____ Provided records

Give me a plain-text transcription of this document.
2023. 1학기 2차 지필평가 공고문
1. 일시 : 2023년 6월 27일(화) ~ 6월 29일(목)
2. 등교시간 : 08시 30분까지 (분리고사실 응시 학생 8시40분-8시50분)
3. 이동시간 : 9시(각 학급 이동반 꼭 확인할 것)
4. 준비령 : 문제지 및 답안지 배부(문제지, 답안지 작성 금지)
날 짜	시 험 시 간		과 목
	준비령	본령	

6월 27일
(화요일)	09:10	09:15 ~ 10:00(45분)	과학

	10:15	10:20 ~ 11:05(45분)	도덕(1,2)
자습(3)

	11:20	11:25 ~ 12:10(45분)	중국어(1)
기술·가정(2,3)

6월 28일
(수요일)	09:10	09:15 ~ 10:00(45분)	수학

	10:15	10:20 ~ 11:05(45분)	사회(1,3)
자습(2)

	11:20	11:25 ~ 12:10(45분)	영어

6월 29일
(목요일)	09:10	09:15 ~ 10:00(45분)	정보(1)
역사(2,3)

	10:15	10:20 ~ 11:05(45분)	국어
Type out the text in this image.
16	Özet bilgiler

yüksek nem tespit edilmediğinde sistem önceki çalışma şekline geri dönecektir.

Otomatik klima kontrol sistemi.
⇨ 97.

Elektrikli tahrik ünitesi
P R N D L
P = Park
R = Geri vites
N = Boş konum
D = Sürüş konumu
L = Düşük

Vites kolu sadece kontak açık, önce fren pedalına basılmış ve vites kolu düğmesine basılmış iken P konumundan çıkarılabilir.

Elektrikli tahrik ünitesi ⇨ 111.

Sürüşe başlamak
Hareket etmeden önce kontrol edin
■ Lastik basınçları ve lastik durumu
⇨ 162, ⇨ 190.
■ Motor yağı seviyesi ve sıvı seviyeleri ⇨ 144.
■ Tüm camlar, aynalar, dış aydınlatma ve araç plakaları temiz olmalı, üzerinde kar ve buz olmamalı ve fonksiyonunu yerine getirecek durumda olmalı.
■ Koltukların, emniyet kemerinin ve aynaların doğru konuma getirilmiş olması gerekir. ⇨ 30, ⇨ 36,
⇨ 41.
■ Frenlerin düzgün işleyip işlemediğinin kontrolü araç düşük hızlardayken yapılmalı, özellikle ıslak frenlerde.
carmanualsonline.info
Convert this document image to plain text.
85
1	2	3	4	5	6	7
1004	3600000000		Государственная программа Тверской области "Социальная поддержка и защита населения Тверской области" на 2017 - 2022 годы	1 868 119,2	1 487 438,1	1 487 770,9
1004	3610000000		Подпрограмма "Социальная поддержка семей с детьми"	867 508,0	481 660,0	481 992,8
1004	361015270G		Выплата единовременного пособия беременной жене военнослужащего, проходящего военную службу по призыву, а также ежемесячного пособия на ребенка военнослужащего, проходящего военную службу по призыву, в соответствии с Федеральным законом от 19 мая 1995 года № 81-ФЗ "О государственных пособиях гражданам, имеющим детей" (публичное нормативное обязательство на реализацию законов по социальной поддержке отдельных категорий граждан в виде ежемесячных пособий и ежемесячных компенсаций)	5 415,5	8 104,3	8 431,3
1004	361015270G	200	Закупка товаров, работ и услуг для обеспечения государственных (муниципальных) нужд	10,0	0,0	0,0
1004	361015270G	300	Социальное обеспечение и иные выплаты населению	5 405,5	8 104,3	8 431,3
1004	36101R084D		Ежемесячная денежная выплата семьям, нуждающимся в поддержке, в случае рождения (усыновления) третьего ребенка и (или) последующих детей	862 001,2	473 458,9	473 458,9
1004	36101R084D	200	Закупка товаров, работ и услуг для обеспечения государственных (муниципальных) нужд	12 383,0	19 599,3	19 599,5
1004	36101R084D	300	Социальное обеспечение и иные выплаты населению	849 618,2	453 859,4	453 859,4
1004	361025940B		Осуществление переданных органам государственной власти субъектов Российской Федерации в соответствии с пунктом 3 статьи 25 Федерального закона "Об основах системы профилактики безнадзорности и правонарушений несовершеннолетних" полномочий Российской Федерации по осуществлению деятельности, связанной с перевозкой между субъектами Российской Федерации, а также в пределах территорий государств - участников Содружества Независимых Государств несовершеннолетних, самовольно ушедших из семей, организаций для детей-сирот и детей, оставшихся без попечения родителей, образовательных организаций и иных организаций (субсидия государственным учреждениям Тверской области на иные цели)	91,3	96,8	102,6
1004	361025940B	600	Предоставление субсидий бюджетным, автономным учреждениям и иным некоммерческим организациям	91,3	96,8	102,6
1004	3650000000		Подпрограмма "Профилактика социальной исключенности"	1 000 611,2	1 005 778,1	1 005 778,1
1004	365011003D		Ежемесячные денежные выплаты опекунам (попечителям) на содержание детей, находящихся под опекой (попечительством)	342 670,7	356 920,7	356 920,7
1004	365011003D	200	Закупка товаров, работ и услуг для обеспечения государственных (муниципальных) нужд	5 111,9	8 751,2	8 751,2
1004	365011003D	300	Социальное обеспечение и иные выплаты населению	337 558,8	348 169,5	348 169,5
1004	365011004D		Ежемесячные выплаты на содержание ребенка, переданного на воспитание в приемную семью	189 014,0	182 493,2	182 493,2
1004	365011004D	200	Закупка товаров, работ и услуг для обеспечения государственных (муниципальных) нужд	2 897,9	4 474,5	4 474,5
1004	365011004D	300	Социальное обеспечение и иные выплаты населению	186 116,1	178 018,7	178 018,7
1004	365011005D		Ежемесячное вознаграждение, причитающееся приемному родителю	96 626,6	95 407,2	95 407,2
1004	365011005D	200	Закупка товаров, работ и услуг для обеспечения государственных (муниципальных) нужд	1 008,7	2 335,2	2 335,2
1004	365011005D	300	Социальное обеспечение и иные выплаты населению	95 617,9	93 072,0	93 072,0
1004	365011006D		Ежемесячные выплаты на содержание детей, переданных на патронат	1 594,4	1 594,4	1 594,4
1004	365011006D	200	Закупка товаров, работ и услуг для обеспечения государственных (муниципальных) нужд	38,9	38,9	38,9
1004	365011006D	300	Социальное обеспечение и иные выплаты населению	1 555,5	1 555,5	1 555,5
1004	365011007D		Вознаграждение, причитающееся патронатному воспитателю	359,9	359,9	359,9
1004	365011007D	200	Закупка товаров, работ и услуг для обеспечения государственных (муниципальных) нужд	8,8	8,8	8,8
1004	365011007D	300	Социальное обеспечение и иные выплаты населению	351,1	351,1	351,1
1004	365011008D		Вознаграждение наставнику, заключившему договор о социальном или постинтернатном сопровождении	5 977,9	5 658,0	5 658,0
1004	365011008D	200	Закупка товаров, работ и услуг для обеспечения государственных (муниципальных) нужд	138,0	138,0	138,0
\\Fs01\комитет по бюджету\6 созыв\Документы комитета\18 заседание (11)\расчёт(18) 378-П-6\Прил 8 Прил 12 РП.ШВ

________

**Aim of the task:** Reproduce each line holding the word "учреждениям".

**Full response:**
1004	361025940B		Осуществление переданных органам государственной власти субъектов Российской Федерации в соответствии с пунктом 3 статьи 25 Федерального закона "Об основах системы профилактики безнадзорности и правонарушений несовершеннолетних" полномочий Российской Федерации по осуществлению деятельности, связанной с перевозкой между субъектами Российской Федерации, а также в пределах территорий государств - участников Содружества Независимых Государств несовершеннолетних, самовольно ушедших из семей, организаций для детей-сирот и детей, оставшихся без попечения родителей, образовательных организаций и иных организаций (субсидия государственным учреждениям Тверской области на иные цели)	91,3	96,8	102,6
1004	361025940B	600	Предоставление субсидий бюджетным, автономным учреждениям и иным некоммерческим организациям	91,3	96,8	102,6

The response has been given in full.